Without altering anything, output the material below.

****************

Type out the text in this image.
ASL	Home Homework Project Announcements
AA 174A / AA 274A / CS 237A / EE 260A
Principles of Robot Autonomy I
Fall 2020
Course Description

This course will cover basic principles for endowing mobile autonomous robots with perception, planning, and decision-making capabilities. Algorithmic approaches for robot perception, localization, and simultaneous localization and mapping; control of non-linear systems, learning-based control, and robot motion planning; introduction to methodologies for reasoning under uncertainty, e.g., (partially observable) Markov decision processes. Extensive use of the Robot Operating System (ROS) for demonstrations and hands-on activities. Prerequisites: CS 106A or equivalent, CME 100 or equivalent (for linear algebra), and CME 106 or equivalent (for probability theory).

****************

(TASK RESPONSE)
Type out the text in this image.
ASL	Home Homework Project Announcements
AA 174A / AA 274A / CS 237A / EE 260A
Principles of Robot Autonomy I
Fall 2020
Course Description

This course will cover basic principles for endowing mobile autonomous robots with perception, planning, and decision-making capabilities. Algorithmic approaches for robot perception, localization, and simultaneous localization and mapping; control of non-linear systems, learning-based control, and robot motion planning; introduction to methodologies for reasoning under uncertainty, e.g., (partially observable) Markov decision processes. Extensive use of the Robot Operating System (ROS) for demonstrations and hands-on activities. Prerequisites: CS 106A or equivalent, CME 100 or equivalent (for linear algebra), and CME 106 or equivalent (for probability theory).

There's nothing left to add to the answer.